**PROVIDED DATA:**

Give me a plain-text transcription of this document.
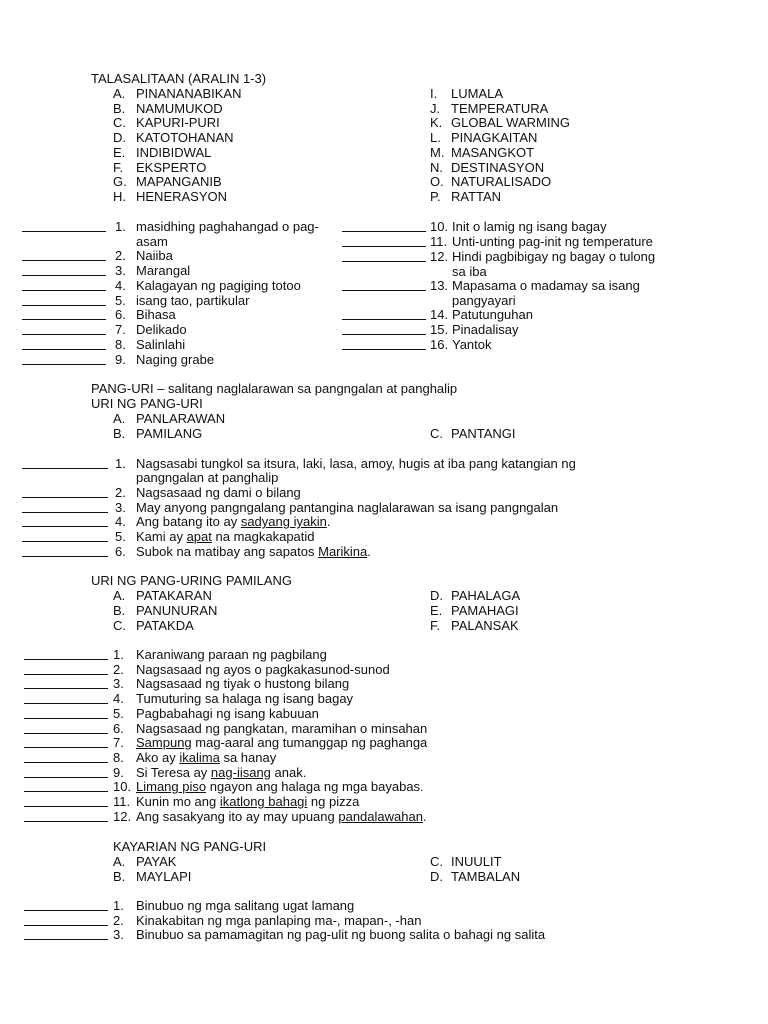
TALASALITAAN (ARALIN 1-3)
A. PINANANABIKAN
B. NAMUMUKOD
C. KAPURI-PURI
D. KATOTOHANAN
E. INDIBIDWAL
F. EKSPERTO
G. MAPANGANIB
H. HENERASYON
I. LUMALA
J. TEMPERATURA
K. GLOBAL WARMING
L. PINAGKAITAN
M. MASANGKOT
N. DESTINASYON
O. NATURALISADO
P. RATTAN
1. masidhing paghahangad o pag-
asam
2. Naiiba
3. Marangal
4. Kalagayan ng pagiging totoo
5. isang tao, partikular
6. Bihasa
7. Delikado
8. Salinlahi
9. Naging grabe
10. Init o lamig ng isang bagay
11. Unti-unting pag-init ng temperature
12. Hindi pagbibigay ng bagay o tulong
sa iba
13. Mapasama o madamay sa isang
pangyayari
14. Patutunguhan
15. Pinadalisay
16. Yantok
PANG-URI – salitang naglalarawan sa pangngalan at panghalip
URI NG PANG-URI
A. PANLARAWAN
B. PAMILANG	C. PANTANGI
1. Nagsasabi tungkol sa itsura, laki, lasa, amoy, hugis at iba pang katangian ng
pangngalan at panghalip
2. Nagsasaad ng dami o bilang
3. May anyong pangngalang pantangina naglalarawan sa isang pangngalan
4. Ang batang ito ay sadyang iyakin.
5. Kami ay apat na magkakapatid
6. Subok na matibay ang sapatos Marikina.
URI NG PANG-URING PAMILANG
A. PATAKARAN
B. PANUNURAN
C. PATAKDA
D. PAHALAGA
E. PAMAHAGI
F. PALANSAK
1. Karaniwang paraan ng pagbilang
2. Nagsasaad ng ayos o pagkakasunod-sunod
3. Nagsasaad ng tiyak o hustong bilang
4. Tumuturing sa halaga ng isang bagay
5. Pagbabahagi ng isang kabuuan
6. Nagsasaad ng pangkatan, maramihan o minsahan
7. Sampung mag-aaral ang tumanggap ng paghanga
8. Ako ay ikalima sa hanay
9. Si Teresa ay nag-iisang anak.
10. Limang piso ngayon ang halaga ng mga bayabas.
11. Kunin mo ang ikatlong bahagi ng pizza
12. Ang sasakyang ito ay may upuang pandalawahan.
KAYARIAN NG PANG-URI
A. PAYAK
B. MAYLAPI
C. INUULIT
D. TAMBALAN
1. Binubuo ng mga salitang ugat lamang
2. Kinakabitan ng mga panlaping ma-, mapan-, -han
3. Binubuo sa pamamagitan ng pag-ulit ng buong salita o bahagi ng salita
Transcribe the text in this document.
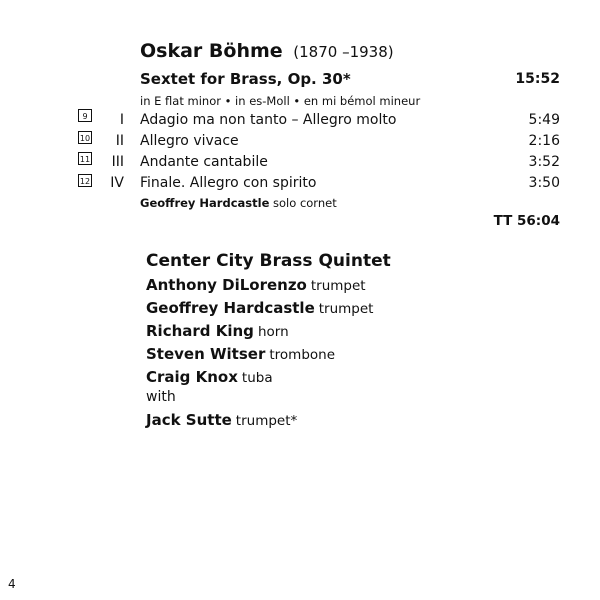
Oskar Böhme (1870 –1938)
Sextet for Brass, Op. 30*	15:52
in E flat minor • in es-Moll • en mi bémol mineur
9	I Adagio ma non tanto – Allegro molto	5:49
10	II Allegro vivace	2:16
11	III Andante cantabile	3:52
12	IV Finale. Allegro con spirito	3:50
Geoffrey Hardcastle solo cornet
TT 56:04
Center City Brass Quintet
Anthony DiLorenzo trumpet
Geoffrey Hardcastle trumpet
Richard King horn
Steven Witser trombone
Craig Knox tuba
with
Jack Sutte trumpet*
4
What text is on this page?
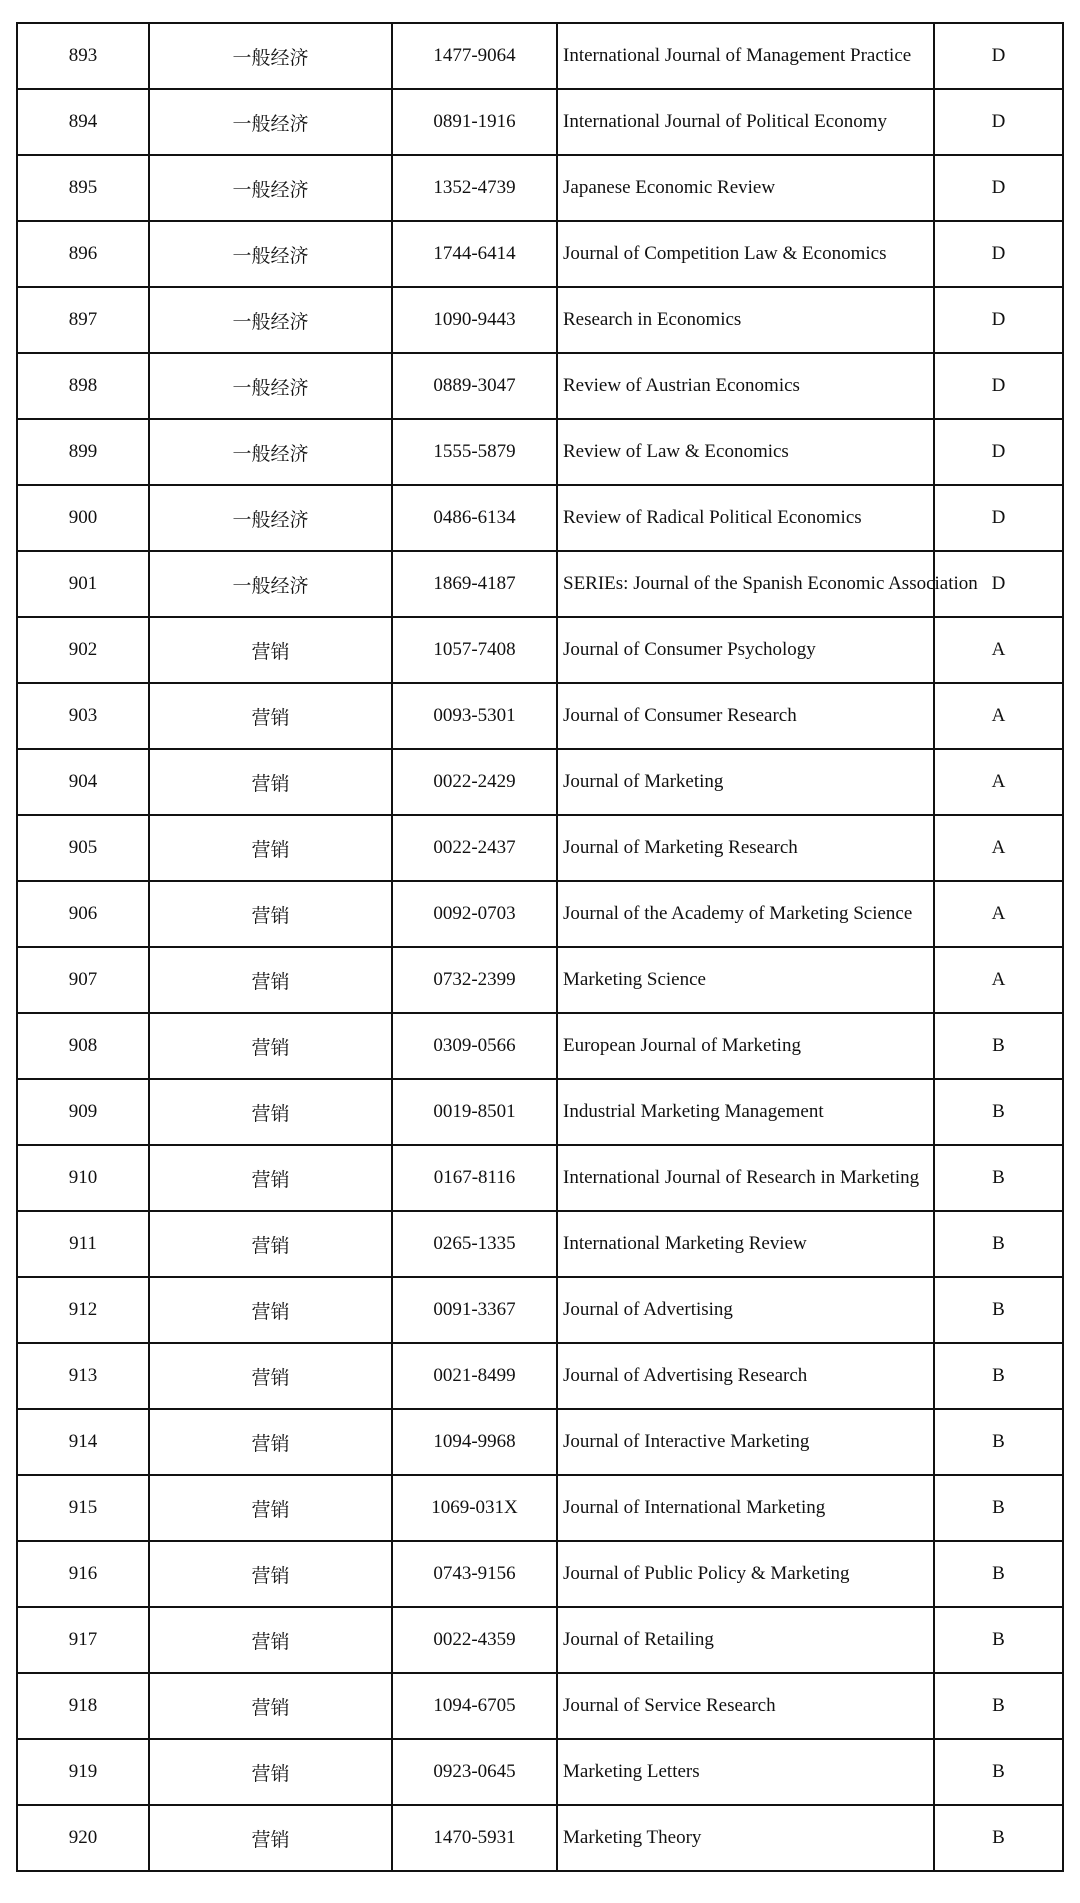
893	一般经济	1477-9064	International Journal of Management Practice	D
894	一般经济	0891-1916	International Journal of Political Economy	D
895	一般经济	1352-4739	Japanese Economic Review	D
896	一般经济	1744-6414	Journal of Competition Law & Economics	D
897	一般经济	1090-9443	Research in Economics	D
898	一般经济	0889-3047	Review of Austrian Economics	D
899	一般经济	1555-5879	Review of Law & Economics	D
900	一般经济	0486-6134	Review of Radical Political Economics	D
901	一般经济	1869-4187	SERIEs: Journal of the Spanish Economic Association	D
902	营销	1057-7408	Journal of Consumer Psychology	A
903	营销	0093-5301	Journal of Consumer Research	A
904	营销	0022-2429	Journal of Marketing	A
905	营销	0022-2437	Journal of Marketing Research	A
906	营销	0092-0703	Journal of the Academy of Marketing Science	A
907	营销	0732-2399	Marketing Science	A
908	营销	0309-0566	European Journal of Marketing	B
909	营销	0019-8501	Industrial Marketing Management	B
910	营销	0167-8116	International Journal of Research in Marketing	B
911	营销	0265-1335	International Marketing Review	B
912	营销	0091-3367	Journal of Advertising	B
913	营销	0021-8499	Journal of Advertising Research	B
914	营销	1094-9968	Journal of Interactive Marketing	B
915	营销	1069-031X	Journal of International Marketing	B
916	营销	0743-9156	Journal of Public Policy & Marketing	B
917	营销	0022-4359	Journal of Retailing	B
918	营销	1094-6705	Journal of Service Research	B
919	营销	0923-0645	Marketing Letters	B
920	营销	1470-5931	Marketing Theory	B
...
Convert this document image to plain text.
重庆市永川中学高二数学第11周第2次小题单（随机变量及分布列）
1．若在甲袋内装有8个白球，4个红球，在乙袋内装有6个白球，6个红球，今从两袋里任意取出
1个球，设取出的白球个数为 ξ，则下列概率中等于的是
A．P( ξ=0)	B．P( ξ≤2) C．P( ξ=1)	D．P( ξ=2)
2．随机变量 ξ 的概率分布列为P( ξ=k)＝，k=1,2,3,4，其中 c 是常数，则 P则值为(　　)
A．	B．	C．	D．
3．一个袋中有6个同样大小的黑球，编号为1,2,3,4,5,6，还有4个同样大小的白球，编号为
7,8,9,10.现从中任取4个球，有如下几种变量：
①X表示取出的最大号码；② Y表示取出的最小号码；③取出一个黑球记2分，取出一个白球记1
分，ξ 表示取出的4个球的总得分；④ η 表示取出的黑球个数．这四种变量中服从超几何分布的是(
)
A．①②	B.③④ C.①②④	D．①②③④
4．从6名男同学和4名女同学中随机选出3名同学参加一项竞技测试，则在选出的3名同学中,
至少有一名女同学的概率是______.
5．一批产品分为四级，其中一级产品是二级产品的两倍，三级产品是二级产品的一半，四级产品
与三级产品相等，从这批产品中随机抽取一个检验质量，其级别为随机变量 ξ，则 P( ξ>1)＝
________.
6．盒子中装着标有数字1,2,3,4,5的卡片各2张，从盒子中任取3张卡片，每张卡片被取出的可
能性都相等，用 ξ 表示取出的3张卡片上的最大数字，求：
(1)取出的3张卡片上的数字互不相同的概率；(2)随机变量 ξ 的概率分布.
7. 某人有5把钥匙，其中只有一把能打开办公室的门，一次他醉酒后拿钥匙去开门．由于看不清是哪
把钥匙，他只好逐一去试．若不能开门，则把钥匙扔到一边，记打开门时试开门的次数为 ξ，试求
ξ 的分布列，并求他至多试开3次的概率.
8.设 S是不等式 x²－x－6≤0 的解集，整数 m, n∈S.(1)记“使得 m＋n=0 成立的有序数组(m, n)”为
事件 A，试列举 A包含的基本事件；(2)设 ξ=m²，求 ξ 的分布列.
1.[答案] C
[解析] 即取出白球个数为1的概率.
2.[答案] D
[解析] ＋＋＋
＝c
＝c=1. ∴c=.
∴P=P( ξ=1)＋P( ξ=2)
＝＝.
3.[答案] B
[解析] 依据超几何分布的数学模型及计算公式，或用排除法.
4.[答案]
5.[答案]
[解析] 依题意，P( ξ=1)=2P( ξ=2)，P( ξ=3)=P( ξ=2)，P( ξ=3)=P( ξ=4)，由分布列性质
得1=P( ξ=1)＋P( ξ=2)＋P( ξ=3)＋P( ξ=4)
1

**WRITTEN TASK:**
Pull out all lines containing the word "PAMILANG" from the entries above.

**OUTPUT FOR THIS TASK:**
B. PAMILANG	C. PANTANGI
URI NG PANG-URING PAMILANG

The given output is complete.